(Data records)
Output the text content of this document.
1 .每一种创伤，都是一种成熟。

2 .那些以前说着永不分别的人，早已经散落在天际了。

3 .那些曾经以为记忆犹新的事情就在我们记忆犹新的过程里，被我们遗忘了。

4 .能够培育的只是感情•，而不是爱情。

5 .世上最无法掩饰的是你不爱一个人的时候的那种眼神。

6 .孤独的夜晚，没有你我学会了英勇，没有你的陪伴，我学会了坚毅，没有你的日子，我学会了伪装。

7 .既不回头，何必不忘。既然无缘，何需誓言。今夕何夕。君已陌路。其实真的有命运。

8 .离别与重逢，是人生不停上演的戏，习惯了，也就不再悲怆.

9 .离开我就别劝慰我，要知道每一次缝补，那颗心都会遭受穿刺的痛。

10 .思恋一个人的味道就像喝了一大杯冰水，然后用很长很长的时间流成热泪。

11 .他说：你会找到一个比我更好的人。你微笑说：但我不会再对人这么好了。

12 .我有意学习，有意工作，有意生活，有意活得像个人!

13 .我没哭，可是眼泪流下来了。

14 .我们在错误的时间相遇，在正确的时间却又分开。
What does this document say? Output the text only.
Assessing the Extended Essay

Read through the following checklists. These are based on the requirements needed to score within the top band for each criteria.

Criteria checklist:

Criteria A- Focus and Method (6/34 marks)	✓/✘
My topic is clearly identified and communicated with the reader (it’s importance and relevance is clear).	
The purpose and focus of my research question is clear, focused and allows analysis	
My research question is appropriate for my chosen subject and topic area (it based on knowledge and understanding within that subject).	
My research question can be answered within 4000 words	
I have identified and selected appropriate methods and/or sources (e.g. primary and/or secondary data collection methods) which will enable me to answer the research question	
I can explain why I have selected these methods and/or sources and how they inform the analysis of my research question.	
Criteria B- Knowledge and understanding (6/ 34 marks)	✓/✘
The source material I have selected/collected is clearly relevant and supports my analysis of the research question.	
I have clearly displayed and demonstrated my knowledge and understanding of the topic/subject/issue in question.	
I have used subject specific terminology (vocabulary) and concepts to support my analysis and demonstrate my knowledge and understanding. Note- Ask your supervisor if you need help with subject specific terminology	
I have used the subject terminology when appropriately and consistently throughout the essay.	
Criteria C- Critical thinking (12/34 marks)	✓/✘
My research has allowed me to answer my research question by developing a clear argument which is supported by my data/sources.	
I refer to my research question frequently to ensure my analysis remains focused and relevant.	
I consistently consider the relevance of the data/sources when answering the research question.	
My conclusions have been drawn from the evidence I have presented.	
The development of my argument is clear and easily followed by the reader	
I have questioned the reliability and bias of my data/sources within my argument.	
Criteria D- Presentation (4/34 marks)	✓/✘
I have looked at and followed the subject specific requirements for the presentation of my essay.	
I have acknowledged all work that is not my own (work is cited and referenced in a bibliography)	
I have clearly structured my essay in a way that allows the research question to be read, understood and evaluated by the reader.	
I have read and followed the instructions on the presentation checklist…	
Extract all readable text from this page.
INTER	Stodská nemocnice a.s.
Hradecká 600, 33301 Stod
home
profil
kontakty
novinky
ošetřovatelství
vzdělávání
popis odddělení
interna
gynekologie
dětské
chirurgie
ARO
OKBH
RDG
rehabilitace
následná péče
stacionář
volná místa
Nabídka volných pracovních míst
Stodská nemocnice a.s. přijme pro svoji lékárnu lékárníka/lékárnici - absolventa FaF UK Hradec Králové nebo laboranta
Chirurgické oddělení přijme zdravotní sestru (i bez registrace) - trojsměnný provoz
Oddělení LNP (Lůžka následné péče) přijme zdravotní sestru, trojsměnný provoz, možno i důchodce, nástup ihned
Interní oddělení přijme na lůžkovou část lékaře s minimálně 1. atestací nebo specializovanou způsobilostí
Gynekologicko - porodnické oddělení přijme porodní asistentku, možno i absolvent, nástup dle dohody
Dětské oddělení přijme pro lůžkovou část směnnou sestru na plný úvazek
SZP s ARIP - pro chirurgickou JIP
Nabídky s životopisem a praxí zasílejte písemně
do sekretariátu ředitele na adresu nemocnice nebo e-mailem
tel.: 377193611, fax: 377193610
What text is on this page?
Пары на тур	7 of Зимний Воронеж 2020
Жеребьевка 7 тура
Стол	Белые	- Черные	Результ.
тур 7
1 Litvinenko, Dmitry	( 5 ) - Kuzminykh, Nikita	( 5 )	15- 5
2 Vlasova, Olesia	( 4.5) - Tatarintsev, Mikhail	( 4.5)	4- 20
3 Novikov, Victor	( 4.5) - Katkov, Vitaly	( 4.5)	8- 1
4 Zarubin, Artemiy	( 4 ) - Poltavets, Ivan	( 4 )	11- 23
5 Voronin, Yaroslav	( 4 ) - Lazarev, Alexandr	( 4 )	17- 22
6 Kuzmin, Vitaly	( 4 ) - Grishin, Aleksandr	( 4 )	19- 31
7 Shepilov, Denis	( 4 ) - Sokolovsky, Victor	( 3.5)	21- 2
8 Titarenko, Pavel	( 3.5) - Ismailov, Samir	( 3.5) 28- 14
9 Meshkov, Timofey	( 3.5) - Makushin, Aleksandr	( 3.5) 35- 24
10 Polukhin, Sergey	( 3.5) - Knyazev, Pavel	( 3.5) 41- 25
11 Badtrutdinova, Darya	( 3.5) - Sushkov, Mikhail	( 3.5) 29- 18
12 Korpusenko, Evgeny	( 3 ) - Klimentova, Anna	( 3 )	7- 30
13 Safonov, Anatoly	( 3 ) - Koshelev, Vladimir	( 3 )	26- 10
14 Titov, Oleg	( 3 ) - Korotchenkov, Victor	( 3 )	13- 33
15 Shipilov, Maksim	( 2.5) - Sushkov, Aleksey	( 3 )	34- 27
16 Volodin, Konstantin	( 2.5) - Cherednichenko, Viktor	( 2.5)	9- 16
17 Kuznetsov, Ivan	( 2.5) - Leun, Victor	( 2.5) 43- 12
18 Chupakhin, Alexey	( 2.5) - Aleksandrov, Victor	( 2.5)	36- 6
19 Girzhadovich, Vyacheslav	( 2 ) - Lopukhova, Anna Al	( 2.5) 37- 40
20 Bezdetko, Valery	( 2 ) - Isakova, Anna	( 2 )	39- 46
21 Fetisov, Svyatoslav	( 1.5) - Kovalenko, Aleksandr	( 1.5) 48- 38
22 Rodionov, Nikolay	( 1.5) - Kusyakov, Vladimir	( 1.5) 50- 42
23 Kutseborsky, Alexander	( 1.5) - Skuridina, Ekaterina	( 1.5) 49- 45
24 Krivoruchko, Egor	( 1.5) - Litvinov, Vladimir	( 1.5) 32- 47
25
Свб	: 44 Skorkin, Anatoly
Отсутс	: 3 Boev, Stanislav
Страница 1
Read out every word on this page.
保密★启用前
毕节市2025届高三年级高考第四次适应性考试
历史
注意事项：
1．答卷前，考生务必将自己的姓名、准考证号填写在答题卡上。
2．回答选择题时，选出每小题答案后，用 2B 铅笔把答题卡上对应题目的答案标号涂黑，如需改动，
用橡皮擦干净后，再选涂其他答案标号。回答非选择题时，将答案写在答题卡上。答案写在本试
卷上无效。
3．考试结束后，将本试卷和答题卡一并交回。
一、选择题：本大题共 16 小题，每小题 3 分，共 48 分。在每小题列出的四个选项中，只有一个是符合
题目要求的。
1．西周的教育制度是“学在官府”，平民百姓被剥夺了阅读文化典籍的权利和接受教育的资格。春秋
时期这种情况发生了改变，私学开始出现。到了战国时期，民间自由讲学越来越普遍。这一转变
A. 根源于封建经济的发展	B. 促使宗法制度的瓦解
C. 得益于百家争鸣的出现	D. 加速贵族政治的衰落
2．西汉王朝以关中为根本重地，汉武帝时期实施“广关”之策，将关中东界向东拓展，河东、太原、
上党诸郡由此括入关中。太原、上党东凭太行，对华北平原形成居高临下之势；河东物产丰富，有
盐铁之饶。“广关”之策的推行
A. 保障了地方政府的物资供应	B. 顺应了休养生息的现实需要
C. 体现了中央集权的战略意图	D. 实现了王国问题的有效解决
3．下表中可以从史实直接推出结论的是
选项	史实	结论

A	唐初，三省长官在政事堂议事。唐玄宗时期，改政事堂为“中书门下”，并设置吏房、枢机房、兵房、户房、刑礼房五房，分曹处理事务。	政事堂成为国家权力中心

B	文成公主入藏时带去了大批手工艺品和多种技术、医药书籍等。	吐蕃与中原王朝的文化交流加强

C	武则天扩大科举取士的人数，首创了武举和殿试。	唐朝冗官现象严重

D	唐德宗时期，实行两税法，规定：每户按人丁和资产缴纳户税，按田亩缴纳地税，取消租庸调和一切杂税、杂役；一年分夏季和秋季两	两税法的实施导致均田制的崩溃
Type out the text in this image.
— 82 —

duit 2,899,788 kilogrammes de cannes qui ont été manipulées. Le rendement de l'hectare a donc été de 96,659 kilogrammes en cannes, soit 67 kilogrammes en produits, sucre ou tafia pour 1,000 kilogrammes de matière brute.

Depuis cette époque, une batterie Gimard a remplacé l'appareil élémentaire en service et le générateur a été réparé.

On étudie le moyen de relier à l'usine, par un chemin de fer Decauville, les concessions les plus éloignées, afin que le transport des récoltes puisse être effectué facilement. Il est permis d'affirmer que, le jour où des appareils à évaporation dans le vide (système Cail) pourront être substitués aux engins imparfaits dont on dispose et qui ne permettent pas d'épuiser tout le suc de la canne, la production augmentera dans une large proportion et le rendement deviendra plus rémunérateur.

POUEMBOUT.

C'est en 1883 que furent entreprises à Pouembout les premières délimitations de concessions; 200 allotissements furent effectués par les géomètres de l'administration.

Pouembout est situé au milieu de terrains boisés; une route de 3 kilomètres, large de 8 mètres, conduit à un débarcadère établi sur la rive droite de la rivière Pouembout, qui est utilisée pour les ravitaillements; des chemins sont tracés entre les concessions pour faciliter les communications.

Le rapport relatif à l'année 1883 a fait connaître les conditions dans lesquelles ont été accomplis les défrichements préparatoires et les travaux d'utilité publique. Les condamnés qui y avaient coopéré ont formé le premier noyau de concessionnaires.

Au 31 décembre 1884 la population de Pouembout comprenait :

_Task instructions_:
Locate all lines in the listing above with the word "sestru" and copy them.

_Task output_:
Chirurgické oddělení přijme zdravotní sestru (i bez registrace) - trojsměnný provoz
Oddělení LNP (Lůžka následné péče) přijme zdravotní sestru, trojsměnný provoz, možno i důchodce, nástup ihned
Dětské oddělení přijme pro lůžkovou část směnnou sestru na plný úvazek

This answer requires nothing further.